Rows from a dataset:
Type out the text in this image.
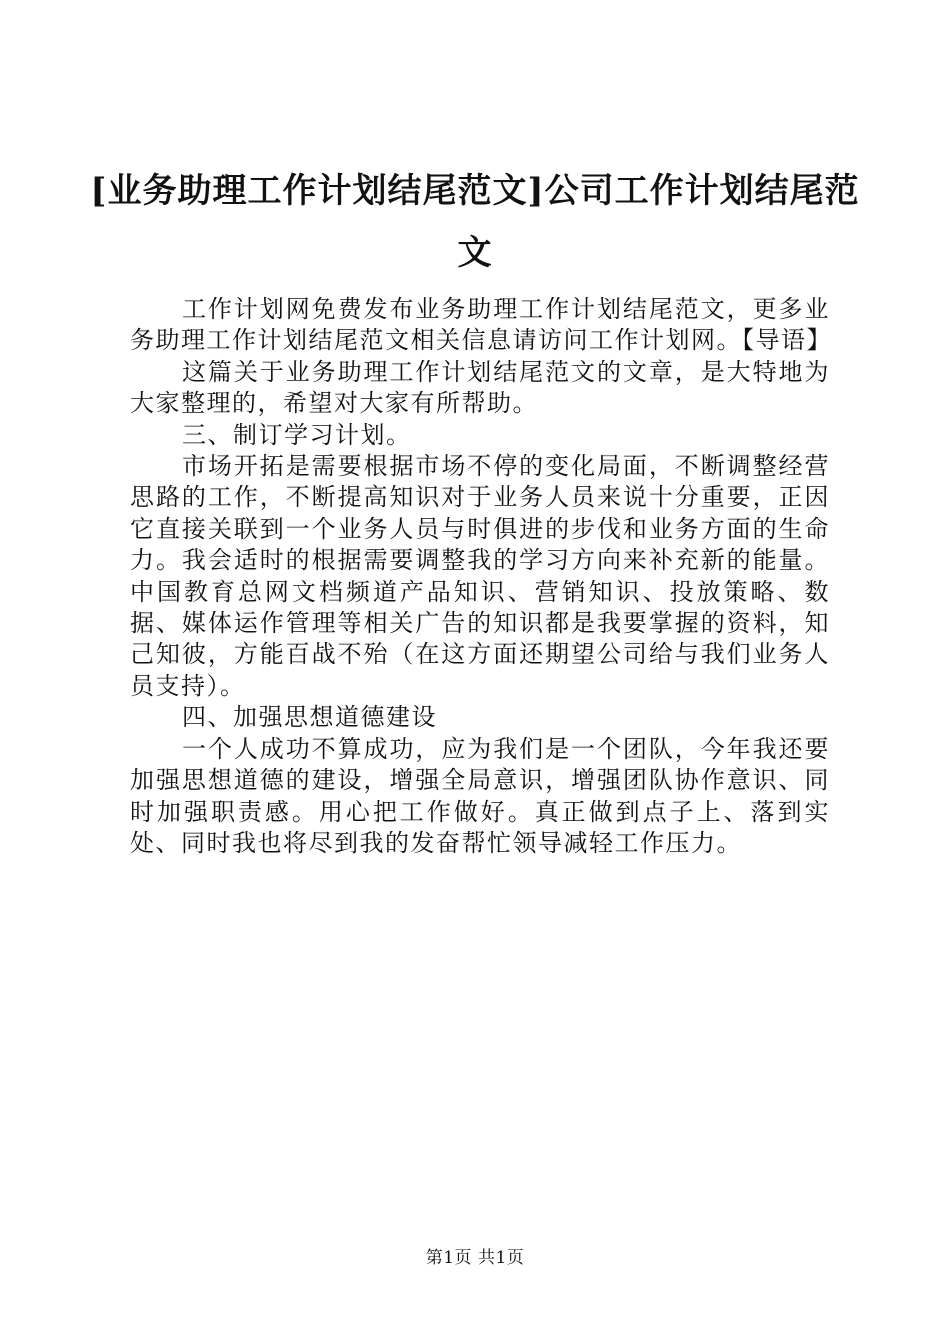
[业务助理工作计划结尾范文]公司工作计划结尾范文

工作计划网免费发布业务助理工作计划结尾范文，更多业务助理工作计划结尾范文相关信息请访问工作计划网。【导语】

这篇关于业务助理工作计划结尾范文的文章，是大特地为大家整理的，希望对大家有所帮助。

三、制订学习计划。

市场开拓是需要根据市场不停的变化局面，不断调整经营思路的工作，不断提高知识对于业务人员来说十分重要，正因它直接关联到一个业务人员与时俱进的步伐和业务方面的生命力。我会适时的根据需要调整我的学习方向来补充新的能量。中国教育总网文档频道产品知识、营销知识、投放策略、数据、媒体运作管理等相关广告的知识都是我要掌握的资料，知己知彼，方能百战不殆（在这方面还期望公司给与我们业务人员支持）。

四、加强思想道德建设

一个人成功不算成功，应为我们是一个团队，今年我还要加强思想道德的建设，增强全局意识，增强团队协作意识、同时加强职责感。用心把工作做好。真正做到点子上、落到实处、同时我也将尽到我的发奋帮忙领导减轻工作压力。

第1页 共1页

==

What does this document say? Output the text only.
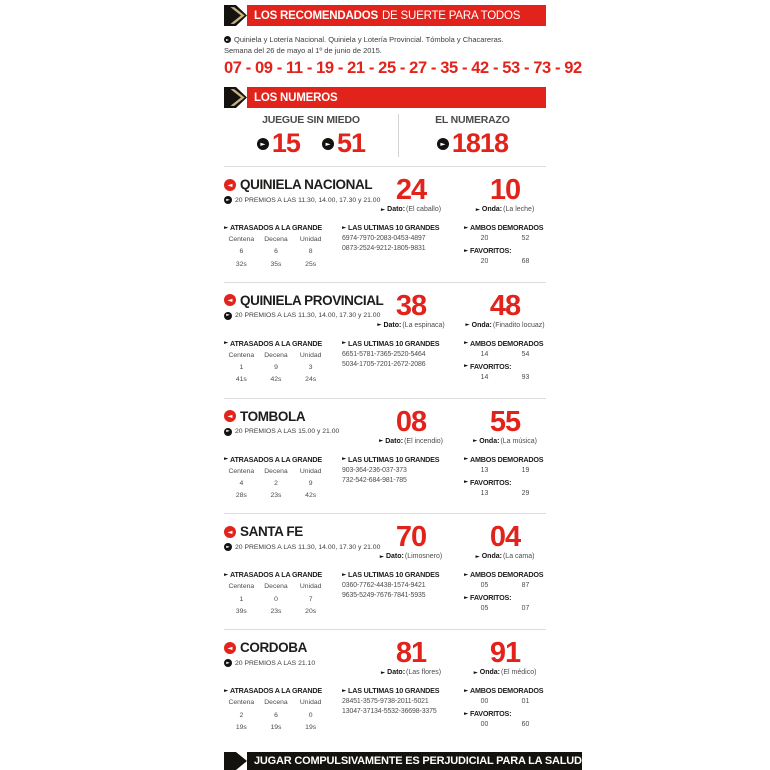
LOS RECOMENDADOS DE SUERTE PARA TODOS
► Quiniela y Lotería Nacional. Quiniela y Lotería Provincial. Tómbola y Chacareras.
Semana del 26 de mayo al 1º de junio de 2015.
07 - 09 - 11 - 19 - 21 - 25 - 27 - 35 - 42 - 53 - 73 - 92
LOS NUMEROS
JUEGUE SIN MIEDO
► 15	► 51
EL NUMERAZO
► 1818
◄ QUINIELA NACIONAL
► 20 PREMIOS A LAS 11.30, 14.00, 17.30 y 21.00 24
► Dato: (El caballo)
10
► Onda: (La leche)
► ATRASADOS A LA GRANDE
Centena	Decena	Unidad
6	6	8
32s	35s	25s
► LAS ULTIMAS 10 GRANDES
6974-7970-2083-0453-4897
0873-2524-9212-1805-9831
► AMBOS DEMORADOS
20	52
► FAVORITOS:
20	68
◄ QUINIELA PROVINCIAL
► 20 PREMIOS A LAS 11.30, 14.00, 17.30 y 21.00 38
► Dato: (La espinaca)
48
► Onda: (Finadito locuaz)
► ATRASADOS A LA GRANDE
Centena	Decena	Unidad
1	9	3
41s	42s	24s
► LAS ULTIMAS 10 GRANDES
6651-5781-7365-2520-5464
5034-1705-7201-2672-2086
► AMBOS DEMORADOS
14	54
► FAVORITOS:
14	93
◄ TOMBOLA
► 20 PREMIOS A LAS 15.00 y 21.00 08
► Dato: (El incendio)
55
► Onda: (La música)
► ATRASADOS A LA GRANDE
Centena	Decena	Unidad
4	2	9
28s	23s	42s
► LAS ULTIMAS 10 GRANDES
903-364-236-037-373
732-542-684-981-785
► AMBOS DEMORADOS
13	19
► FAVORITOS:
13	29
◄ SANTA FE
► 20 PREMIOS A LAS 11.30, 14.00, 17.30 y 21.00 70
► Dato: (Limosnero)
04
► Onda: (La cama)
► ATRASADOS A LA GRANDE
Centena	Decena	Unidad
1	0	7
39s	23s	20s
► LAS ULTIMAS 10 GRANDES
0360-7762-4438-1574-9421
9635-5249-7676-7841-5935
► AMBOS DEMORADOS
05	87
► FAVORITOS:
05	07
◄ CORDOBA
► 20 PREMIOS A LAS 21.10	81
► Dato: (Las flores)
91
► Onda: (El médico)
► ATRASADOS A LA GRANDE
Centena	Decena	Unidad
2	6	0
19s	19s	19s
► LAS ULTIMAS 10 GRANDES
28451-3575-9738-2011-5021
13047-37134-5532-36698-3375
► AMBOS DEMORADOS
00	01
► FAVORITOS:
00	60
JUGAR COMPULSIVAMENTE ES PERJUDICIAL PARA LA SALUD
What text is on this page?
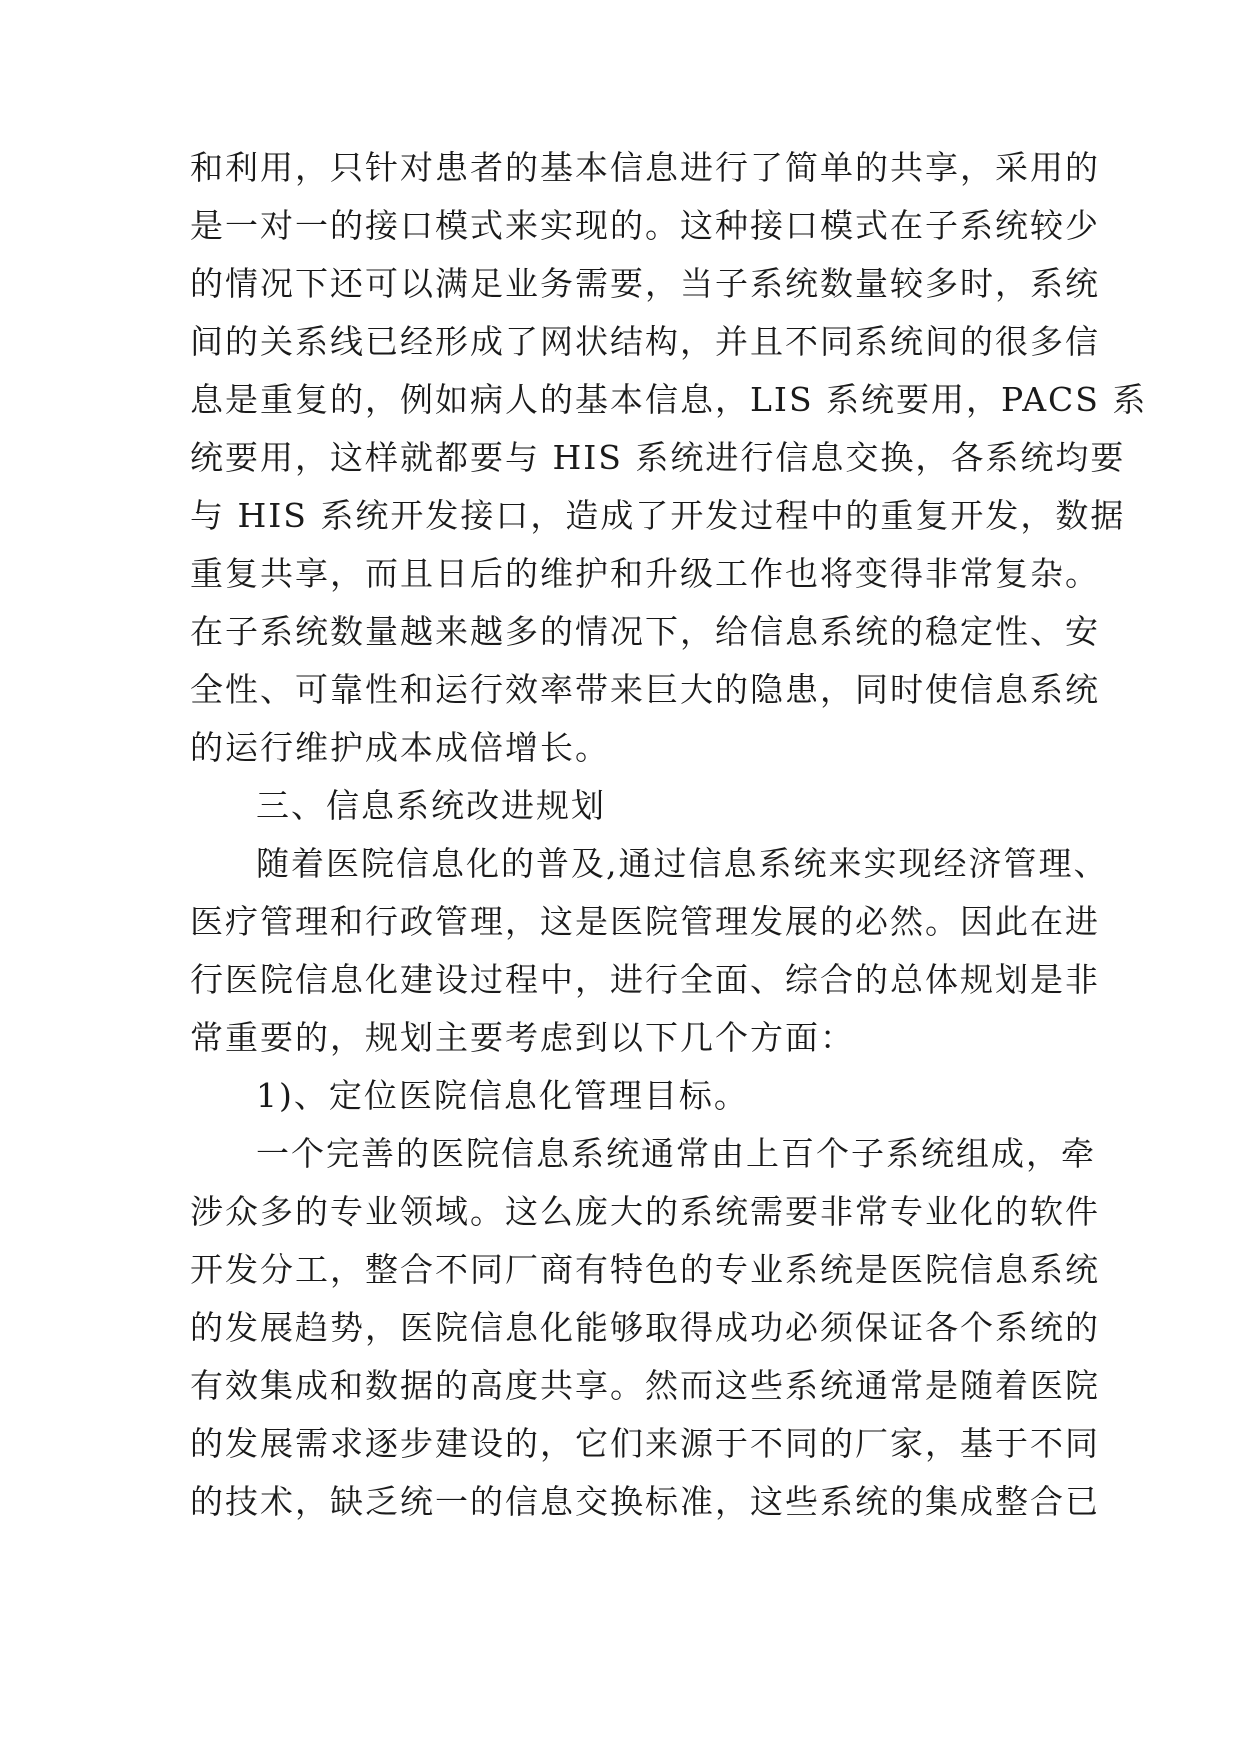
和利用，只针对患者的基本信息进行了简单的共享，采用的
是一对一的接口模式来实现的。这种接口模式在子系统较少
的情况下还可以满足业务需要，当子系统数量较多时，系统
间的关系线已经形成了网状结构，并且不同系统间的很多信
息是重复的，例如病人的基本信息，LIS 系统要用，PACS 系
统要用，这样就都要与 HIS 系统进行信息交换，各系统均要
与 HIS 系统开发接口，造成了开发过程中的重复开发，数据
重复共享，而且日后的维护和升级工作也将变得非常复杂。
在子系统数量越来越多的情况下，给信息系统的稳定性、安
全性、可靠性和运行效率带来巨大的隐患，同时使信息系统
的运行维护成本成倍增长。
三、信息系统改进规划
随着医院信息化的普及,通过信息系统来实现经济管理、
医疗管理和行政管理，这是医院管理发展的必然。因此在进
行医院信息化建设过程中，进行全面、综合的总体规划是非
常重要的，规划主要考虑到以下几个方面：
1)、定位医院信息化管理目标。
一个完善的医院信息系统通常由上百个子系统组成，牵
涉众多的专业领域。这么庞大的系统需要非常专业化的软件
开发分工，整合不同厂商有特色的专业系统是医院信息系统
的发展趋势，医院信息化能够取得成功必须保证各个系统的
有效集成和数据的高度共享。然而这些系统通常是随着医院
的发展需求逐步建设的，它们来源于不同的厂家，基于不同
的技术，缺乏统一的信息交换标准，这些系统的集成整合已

CHALLENGE » Note every line above where the string "PARA" shows up, and copy those lines.

THE ANSWER »
LOS RECOMENDADOS DE SUERTE PARA TODOS
JUGAR COMPULSIVAMENTE ES PERJUDICIAL PARA LA SALUD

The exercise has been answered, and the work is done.